** SET EXERCISE 1 **
According to the securities law excerpt, on what date did Switzerland and the United States of America sign the Hague Convention?

** EXCERPTED TEXT **
[Start]
By realigning the law (where such law exists) with today’s practice of holding and trading securities, many systems—even analytically sophisticated systems in developed securities markets—stand to gain in terms of economic efficiency. Some may well improve their position as regards international competition of legal systems and the markets for which they provide the framework. Individual investors and individual intermediaries, as well as lenders who take securities as collateral, stand to gain from improved legal certainty. This, in turn, may lower the cost of credit. And most importantly from the perspective of domestic legislatures and national and international regulators, systemic risk will be reduced and overall financial markets’ stability will be improved. The more these improvements occur in an internationally harmonized fashion, the better and the more incisive they will be.

What Has Been Achieved and What Remains To Be Done?

At the worldwide level, the Hague Convention on the Law Applicable to Certain Rights in Respect of Securities held with an Intermediary, adopted in 2002 but signed by Switzerland and the United States of America on 5 July 2006 and therefore bearing the title Hague Securities Convention of 2006 (Hague Convention), now provides legal certainty as regards the conflict-of-laws issues, i.e., in determining which domestic law is applicable to the holding and dispositions of securities held in the form of book entries with an intermediary. The Hague Convention is unique for a number of reasons:

  • The unsatisfactory state of the lex lata and the basic features of the solution to the problems arising out of technical and operational changes in the securities industry were identified by practitioners,5 legal scholars,6 and legislators in Belgium and Luxembourg, homes to two major international central securities depositories (ICSDs), before work on the draft got under way. Moreover, a highly visible case in the English courts arising out of the collapse of Robert Maxwell’s empire had given exposure to how unsatisfactory the state of the conflict of laws was in many jurisdictions and how much judicial instinct and caliber it took to get it right.7
  • The delegates in The Hague were fortunate to start their discussions on the basis of a superb preparatory document, the so-called Bernasconi Report.8
  • The financial industry was deeply involved in the consultations.
[End]
** SET EXERCISE 2 **
Rewrite the rows from the first one through the line with "legend-box bbox=[978, 331, 1465, 542]", changing "Precision-Recall Curve" to "PR Curve" and leaving everything else unchanged. Give only those lines.

Entries drawn from a collection
[Start]
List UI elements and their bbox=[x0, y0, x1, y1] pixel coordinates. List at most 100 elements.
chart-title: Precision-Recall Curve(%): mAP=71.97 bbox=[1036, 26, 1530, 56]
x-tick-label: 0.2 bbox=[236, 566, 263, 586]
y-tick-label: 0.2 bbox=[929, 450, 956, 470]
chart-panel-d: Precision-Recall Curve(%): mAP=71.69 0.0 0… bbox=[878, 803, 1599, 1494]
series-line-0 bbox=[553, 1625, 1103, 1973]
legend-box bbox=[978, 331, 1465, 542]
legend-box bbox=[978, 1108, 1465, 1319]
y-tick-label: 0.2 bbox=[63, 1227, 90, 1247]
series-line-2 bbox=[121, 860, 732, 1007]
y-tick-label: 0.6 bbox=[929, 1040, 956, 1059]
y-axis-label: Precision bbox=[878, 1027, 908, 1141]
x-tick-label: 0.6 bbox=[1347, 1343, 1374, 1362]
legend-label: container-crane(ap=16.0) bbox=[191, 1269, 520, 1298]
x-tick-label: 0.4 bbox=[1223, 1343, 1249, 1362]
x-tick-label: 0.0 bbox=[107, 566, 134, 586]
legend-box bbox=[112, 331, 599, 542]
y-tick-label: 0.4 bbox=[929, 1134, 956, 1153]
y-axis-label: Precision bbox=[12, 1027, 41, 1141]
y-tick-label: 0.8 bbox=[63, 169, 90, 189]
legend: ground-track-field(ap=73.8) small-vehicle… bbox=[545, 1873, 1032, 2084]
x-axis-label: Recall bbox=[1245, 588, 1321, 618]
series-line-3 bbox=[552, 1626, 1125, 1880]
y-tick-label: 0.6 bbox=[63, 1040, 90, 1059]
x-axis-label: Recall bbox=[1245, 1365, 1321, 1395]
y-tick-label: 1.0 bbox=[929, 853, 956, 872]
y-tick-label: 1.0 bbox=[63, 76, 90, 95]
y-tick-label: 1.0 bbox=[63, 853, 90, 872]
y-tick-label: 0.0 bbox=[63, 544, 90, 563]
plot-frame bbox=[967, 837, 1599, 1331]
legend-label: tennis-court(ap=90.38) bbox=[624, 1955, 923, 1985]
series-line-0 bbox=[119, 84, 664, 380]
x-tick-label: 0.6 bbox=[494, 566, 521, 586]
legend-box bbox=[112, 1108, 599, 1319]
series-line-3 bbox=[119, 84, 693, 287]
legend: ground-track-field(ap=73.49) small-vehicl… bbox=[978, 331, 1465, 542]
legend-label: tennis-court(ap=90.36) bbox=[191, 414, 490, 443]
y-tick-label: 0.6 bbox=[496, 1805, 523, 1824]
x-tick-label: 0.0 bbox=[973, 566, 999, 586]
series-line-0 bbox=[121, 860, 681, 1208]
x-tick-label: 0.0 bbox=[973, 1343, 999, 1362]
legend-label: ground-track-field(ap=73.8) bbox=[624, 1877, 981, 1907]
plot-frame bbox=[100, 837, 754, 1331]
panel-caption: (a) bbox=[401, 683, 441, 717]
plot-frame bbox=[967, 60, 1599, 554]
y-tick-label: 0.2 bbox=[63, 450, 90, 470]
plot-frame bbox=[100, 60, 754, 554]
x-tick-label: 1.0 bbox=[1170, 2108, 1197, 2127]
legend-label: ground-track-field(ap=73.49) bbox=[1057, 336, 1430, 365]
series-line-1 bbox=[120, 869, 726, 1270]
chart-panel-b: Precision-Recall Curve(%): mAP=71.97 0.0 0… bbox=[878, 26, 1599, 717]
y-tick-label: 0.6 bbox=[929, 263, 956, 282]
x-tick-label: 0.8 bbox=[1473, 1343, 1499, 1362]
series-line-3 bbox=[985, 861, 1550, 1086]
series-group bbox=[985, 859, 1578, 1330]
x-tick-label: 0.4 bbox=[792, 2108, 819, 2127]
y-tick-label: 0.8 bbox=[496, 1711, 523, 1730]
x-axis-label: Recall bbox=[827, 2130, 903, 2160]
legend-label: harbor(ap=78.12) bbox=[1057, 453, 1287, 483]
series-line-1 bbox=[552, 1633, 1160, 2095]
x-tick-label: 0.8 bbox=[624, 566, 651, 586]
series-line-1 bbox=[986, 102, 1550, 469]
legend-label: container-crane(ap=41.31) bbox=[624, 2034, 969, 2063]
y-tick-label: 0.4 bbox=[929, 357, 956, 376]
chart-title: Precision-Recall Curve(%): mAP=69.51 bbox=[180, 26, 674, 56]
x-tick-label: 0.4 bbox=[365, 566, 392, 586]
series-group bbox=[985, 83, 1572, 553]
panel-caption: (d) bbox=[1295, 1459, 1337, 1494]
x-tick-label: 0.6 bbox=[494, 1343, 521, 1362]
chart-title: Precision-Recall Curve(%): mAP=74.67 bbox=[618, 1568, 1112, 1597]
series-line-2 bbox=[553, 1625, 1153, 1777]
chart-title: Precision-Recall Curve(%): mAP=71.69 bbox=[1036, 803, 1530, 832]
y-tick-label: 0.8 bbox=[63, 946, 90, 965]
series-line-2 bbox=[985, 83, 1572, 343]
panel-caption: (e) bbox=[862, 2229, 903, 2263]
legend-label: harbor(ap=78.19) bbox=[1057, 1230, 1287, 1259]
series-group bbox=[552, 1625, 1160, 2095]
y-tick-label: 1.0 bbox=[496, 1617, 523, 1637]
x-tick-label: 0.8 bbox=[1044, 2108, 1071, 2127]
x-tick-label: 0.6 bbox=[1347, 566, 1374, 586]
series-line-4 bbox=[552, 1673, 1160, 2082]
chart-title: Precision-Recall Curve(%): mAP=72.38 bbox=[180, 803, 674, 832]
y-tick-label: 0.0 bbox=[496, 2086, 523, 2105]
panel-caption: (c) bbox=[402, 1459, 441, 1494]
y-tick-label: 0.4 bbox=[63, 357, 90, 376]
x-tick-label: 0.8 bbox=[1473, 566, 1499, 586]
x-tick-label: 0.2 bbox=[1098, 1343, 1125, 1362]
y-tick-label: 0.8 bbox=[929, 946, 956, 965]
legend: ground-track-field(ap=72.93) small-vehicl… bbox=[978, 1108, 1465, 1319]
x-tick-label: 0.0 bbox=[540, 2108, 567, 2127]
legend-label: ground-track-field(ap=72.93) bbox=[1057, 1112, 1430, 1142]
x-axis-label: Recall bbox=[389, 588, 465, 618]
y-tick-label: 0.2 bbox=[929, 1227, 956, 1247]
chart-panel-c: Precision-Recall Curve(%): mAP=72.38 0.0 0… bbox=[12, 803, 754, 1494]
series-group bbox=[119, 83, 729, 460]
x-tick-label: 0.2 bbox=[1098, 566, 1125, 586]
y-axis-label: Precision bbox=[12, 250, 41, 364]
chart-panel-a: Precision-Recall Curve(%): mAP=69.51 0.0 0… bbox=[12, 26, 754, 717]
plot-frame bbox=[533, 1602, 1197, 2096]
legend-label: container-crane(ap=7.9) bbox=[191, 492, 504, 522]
[End]
** RIGHT ANSWER 1 **
5 July 2006

** RIGHT ANSWER 2 **
List UI elements and their bbox=[x0, y0, x1, y1] pixel coordinates. List at most 100 elements.
chart-title: PR Curve(%): mAP=71.97 bbox=[1036, 26, 1530, 56]
x-tick-label: 0.2 bbox=[236, 566, 263, 586]
y-tick-label: 0.2 bbox=[929, 450, 956, 470]
chart-panel-d: PR Curve(%): mAP=71.69 0.0 0… bbox=[878, 803, 1599, 1494]
series-line-0 bbox=[553, 1625, 1103, 1973]
legend-box bbox=[978, 331, 1465, 542]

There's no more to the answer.